## Begin DATASET CONTENT
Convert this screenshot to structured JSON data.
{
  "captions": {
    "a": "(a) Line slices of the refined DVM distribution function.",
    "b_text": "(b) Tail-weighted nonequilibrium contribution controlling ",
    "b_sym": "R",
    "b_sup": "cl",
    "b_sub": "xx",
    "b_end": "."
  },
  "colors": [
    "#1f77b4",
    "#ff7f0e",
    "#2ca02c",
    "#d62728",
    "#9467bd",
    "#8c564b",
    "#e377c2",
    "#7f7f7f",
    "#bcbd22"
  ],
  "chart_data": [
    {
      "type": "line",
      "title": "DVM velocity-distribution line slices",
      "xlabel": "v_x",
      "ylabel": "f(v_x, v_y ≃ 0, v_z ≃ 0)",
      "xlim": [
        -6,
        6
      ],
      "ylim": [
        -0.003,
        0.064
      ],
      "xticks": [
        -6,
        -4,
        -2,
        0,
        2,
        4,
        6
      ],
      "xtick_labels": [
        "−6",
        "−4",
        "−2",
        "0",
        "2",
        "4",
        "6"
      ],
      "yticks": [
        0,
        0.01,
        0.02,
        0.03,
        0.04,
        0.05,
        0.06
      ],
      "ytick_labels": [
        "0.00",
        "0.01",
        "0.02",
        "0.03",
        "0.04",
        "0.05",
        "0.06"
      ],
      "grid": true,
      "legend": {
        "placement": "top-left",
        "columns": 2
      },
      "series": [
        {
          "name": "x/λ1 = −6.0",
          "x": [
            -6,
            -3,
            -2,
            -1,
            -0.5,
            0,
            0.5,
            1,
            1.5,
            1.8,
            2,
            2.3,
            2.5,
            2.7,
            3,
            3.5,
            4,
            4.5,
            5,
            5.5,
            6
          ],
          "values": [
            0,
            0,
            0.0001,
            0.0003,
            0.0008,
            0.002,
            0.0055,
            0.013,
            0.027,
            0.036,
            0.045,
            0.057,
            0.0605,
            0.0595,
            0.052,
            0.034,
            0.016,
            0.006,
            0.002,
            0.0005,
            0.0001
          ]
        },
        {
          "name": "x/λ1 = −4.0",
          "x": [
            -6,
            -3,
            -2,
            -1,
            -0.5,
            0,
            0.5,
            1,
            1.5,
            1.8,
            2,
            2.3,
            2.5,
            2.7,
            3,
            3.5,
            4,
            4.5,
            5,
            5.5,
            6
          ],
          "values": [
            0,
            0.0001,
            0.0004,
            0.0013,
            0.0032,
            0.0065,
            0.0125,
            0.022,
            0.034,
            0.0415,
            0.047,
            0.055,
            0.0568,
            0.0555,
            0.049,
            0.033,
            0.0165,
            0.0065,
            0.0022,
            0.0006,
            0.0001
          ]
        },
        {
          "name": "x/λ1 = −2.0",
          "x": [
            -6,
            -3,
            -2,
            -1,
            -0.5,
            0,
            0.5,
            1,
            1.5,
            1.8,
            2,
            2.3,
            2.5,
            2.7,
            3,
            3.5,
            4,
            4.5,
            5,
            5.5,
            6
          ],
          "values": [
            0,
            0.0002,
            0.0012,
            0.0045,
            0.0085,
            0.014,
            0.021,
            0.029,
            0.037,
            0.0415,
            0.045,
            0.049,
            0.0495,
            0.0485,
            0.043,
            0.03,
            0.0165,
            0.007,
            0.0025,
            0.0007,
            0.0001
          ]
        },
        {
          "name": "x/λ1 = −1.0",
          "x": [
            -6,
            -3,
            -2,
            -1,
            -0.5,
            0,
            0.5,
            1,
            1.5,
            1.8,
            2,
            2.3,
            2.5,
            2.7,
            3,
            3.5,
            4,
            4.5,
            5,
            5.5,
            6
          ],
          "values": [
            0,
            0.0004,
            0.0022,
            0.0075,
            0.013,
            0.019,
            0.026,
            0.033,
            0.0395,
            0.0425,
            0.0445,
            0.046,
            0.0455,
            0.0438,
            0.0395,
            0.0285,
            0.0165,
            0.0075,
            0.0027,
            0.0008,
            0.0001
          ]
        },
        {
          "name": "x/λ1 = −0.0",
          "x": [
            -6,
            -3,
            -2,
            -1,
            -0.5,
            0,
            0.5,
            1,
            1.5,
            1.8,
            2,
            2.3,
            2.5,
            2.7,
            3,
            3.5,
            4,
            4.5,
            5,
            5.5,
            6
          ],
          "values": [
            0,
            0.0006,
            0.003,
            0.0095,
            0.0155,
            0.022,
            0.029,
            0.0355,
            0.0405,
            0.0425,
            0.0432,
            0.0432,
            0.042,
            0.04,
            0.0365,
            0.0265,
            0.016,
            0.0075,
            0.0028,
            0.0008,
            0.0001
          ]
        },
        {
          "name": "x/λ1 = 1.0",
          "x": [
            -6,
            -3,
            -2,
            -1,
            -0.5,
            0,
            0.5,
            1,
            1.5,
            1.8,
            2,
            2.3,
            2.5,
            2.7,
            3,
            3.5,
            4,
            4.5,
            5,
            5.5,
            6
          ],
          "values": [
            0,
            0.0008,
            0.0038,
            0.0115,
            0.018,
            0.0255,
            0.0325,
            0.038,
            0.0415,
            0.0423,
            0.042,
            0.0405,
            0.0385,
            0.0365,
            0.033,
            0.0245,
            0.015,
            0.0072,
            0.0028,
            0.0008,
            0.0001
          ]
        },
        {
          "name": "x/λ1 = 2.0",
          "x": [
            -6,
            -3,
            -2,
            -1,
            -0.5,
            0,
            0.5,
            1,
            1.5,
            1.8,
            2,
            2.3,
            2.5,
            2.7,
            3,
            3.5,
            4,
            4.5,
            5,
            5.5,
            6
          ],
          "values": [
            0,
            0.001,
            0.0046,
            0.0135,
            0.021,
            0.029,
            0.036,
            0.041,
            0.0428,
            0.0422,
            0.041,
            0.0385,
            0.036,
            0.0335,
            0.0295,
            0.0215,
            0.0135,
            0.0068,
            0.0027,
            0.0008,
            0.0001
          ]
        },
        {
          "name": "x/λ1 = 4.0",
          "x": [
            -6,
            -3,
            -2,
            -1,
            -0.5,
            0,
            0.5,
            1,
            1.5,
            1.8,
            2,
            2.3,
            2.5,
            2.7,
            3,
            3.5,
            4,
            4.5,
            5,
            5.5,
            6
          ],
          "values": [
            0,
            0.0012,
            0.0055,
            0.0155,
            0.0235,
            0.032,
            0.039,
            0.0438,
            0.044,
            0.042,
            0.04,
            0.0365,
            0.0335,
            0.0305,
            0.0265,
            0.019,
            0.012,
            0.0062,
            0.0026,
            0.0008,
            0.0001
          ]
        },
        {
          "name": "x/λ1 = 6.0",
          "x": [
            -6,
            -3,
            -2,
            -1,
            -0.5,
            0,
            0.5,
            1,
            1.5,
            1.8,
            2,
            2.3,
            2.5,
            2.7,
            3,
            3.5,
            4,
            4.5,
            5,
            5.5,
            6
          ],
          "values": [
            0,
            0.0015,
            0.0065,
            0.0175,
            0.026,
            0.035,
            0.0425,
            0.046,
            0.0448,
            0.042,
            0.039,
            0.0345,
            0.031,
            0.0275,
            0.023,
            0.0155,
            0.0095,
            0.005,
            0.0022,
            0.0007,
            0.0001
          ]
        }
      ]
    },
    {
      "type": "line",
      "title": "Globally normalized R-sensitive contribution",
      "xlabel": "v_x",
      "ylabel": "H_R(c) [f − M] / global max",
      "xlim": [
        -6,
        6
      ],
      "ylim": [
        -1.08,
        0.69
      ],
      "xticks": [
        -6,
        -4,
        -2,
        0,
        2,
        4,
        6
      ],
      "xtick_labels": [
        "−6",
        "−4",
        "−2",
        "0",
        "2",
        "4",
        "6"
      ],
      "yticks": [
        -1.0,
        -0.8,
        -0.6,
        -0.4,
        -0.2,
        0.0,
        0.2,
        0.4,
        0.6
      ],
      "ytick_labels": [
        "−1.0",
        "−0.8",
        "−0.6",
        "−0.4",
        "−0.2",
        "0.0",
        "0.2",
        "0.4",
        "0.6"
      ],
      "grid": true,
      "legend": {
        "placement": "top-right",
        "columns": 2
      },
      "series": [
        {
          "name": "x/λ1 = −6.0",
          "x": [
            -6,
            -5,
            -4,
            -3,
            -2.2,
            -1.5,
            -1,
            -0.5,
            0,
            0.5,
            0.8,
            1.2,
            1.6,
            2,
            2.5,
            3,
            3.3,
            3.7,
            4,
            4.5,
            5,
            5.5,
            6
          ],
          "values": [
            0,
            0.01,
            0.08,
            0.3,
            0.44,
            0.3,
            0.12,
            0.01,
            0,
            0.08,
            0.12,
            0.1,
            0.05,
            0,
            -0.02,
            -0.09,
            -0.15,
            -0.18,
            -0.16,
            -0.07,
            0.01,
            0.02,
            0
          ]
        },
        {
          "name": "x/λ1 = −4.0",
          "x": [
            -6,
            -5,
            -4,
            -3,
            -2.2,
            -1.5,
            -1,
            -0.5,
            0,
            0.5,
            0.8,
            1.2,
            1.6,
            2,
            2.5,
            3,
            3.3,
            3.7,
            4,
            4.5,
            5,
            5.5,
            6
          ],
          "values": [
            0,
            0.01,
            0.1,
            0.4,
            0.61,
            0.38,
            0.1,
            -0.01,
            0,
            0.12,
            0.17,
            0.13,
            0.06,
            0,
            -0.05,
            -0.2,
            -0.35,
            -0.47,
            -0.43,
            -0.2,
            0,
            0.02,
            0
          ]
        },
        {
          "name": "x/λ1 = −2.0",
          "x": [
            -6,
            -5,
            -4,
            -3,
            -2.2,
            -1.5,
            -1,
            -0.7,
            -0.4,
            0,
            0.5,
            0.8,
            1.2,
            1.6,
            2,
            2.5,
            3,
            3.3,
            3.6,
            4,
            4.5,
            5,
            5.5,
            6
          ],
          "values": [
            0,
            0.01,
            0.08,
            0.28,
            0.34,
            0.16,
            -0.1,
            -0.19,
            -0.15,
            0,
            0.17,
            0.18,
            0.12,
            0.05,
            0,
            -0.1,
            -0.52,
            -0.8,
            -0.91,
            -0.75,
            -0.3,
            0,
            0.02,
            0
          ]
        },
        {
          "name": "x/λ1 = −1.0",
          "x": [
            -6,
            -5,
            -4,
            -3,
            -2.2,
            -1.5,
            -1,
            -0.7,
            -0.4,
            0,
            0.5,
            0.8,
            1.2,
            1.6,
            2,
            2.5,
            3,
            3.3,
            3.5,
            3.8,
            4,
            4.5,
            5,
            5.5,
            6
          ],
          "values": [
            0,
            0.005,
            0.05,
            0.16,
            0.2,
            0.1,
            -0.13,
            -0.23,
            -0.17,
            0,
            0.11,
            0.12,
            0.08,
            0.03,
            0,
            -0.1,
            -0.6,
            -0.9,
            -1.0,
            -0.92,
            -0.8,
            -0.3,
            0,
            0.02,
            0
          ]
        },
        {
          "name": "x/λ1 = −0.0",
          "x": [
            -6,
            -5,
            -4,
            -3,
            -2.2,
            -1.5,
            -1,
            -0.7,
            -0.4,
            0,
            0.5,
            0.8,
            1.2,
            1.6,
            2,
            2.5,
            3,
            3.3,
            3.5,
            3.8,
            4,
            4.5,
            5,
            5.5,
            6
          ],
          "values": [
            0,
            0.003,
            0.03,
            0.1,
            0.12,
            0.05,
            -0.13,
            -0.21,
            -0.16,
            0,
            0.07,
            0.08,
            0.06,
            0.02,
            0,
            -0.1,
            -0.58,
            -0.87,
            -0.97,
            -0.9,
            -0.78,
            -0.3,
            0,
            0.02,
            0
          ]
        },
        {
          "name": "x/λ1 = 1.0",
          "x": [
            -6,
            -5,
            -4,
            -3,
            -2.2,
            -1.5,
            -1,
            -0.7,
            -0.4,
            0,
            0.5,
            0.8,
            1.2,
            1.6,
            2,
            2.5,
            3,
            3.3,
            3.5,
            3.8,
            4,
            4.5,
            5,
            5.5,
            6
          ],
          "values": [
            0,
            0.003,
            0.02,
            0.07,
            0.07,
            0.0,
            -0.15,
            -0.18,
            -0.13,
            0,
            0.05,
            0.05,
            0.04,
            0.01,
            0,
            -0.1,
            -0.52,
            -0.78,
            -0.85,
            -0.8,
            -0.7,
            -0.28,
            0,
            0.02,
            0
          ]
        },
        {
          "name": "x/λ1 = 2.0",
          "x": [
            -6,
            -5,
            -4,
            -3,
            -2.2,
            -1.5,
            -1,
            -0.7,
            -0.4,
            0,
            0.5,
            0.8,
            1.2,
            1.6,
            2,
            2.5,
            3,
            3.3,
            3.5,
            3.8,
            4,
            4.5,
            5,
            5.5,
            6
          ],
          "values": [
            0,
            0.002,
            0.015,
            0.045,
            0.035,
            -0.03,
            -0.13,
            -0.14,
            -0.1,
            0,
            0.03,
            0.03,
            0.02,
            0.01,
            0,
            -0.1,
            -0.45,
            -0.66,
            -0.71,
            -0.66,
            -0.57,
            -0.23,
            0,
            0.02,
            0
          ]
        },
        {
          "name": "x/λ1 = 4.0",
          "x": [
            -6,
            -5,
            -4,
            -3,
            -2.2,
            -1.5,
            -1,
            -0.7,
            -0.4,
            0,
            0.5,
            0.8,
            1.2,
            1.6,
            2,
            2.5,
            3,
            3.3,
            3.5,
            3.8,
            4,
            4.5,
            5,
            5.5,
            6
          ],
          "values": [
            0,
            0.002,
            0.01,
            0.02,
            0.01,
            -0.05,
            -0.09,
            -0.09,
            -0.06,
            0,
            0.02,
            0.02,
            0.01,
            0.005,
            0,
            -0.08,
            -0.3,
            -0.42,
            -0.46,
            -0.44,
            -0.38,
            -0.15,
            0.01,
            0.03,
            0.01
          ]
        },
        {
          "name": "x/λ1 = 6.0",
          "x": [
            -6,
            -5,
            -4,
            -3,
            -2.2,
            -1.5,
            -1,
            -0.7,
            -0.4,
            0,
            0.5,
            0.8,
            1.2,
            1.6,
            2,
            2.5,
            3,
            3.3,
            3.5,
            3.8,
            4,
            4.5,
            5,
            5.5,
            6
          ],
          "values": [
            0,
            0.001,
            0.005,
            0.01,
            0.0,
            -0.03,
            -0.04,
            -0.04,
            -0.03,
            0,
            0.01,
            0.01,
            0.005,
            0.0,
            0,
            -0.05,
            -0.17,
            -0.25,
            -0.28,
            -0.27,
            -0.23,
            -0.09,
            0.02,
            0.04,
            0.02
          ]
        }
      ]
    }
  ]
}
## End DATASET CONTENT
### PROBLEM TO WORK ON
Lines containing the word "contribution" must all be returned from the material above.

### SOLUTION FOR THIS PROBLEM
    "b_text": "(b) Tail-weighted nonequilibrium contribution controlling ",
      "title": "Globally normalized R-sensitive contribution",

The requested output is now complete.